● **Supplied data**:
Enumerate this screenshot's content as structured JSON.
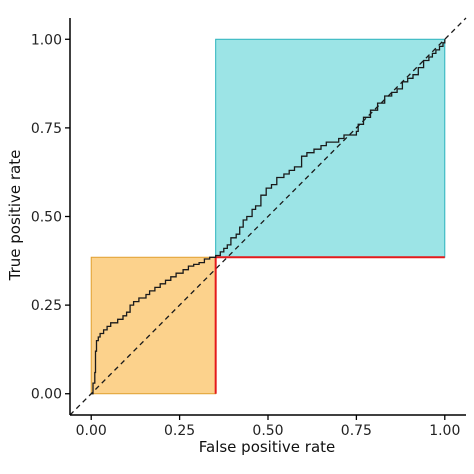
{
  "chart_data": {
    "type": "line",
    "xlabel": "False positive rate",
    "ylabel": "True positive rate",
    "xlim": [
      -0.06,
      1.06
    ],
    "ylim": [
      -0.06,
      1.06
    ],
    "x_ticks": [
      0.0,
      0.25,
      0.5,
      0.75,
      1.0
    ],
    "y_ticks": [
      0.0,
      0.25,
      0.5,
      0.75,
      1.0
    ],
    "x_tick_labels": [
      "0.00",
      "0.25",
      "0.50",
      "0.75",
      "1.00"
    ],
    "y_tick_labels": [
      "0.00",
      "0.25",
      "0.50",
      "0.75",
      "1.00"
    ],
    "grid": false,
    "reference_line": {
      "from": [
        -0.06,
        -0.06
      ],
      "to": [
        1.06,
        1.06
      ],
      "style": "dashed"
    },
    "regions": [
      {
        "x0": 0.0,
        "x1": 0.352,
        "y0": 0.0,
        "y1": 0.385,
        "fill": "#fcd28c",
        "stroke": "#e0a030"
      },
      {
        "x0": 0.352,
        "x1": 1.0,
        "y0": 0.385,
        "y1": 1.0,
        "fill": "#9ce4e6",
        "stroke": "#2bb3bd"
      }
    ],
    "red_segments": [
      {
        "x": [
          0.352,
          0.352
        ],
        "y": [
          0.0,
          0.385
        ]
      },
      {
        "x": [
          0.352,
          1.0
        ],
        "y": [
          0.385,
          0.385
        ]
      }
    ],
    "roc_curve": {
      "x": [
        0.0,
        0.005,
        0.01,
        0.012,
        0.015,
        0.02,
        0.025,
        0.035,
        0.045,
        0.055,
        0.065,
        0.075,
        0.09,
        0.1,
        0.11,
        0.12,
        0.135,
        0.145,
        0.155,
        0.165,
        0.18,
        0.195,
        0.21,
        0.225,
        0.24,
        0.26,
        0.275,
        0.29,
        0.305,
        0.32,
        0.335,
        0.352,
        0.365,
        0.375,
        0.385,
        0.395,
        0.41,
        0.42,
        0.43,
        0.44,
        0.455,
        0.465,
        0.48,
        0.495,
        0.51,
        0.525,
        0.545,
        0.56,
        0.575,
        0.595,
        0.61,
        0.63,
        0.65,
        0.665,
        0.68,
        0.7,
        0.715,
        0.735,
        0.75,
        0.755,
        0.77,
        0.79,
        0.81,
        0.83,
        0.85,
        0.865,
        0.88,
        0.895,
        0.91,
        0.925,
        0.94,
        0.955,
        0.965,
        0.975,
        0.985,
        0.995,
        1.0
      ],
      "y": [
        0.0,
        0.03,
        0.06,
        0.12,
        0.15,
        0.16,
        0.17,
        0.18,
        0.19,
        0.2,
        0.2,
        0.21,
        0.22,
        0.23,
        0.25,
        0.26,
        0.27,
        0.27,
        0.28,
        0.29,
        0.3,
        0.31,
        0.32,
        0.33,
        0.34,
        0.35,
        0.36,
        0.365,
        0.37,
        0.38,
        0.385,
        0.39,
        0.4,
        0.41,
        0.42,
        0.44,
        0.45,
        0.47,
        0.49,
        0.5,
        0.52,
        0.53,
        0.56,
        0.58,
        0.59,
        0.61,
        0.62,
        0.63,
        0.64,
        0.67,
        0.68,
        0.69,
        0.7,
        0.71,
        0.71,
        0.72,
        0.73,
        0.73,
        0.74,
        0.76,
        0.78,
        0.8,
        0.82,
        0.84,
        0.85,
        0.86,
        0.88,
        0.89,
        0.9,
        0.92,
        0.94,
        0.95,
        0.96,
        0.97,
        0.98,
        0.99,
        1.0
      ]
    },
    "colors": {
      "curve": "#1a1a1a",
      "red_line": "#e41a1c",
      "axis": "#000000",
      "reference": "#1a1a1a"
    }
  }
}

● **What you have to do**:
Skip the pictures and transcribe the rest of the records exactly.

● **Solved exercise**:
Enumerate this screenshot's content as structured JSON.
{
  "chart_data": {
    "type": "line",
    "xlabel": "False positive rate",
    "ylabel": "True positive rate",
    "xlim": [
      -0.06,
      1.06
    ],
    "ylim": [
      -0.06,
      1.06
    ],
    "x_ticks": [
      0.0,
      0.25,
      0.5,
      0.75,
      1.0
    ],
    "y_ticks": [
      0.0,
      0.25,
      0.5,
      0.75,
      1.0
    ],
    "x_tick_labels": [
      "0.00",
      "0.25",
      "0.50",
      "0.75",
      "1.00"
    ],
    "y_tick_labels": [
      "0.00",
      "0.25",
      "0.50",
      "0.75",
      "1.00"
    ],
    "grid": false,
    "reference_line": {
      "from": [
        -0.06,
        -0.06
      ],
      "to": [
        1.06,
        1.06
      ],
      "style": "dashed"
    },
    "regions": [
      {
        "x0": 0.0,
        "x1": 0.352,
        "y0": 0.0,
        "y1": 0.385,
        "fill": "#fcd28c",
        "stroke": "#e0a030"
      },
      {
        "x0": 0.352,
        "x1": 1.0,
        "y0": 0.385,
        "y1": 1.0,
        "fill": "#9ce4e6",
        "stroke": "#2bb3bd"
      }
    ],
    "red_segments": [
      {
        "x": [
          0.352,
          0.352
        ],
        "y": [
          0.0,
          0.385
        ]
      },
      {
        "x": [
          0.352,
          1.0
        ],
        "y": [
          0.385,
          0.385
        ]
      }
    ],
    "roc_curve": {
      "x": [
        0.0,
        0.005,
        0.01,
        0.012,
        0.015,
        0.02,
        0.025,
        0.035,
        0.045,
        0.055,
        0.065,
        0.075,
        0.09,
        0.1,
        0.11,
        0.12,
        0.135,
        0.145,
        0.155,
        0.165,
        0.18,
        0.195,
        0.21,
        0.225,
        0.24,
        0.26,
        0.275,
        0.29,
        0.305,
        0.32,
        0.335,
        0.352,
        0.365,
        0.375,
        0.385,
        0.395,
        0.41,
        0.42,
        0.43,
        0.44,
        0.455,
        0.465,
        0.48,
        0.495,
        0.51,
        0.525,
        0.545,
        0.56,
        0.575,
        0.595,
        0.61,
        0.63,
        0.65,
        0.665,
        0.68,
        0.7,
        0.715,
        0.735,
        0.75,
        0.755,
        0.77,
        0.79,
        0.81,
        0.83,
        0.85,
        0.865,
        0.88,
        0.895,
        0.91,
        0.925,
        0.94,
        0.955,
        0.965,
        0.975,
        0.985,
        0.995,
        1.0
      ],
      "y": [
        0.0,
        0.03,
        0.06,
        0.12,
        0.15,
        0.16,
        0.17,
        0.18,
        0.19,
        0.2,
        0.2,
        0.21,
        0.22,
        0.23,
        0.25,
        0.26,
        0.27,
        0.27,
        0.28,
        0.29,
        0.3,
        0.31,
        0.32,
        0.33,
        0.34,
        0.35,
        0.36,
        0.365,
        0.37,
        0.38,
        0.385,
        0.39,
        0.4,
        0.41,
        0.42,
        0.44,
        0.45,
        0.47,
        0.49,
        0.5,
        0.52,
        0.53,
        0.56,
        0.58,
        0.59,
        0.61,
        0.62,
        0.63,
        0.64,
        0.67,
        0.68,
        0.69,
        0.7,
        0.71,
        0.71,
        0.72,
        0.73,
        0.73,
        0.74,
        0.76,
        0.78,
        0.8,
        0.82,
        0.84,
        0.85,
        0.86,
        0.88,
        0.89,
        0.9,
        0.92,
        0.94,
        0.95,
        0.96,
        0.97,
        0.98,
        0.99,
        1.0
      ]
    },
    "colors": {
      "curve": "#1a1a1a",
      "red_line": "#e41a1c",
      "axis": "#000000",
      "reference": "#1a1a1a"
    }
  }
}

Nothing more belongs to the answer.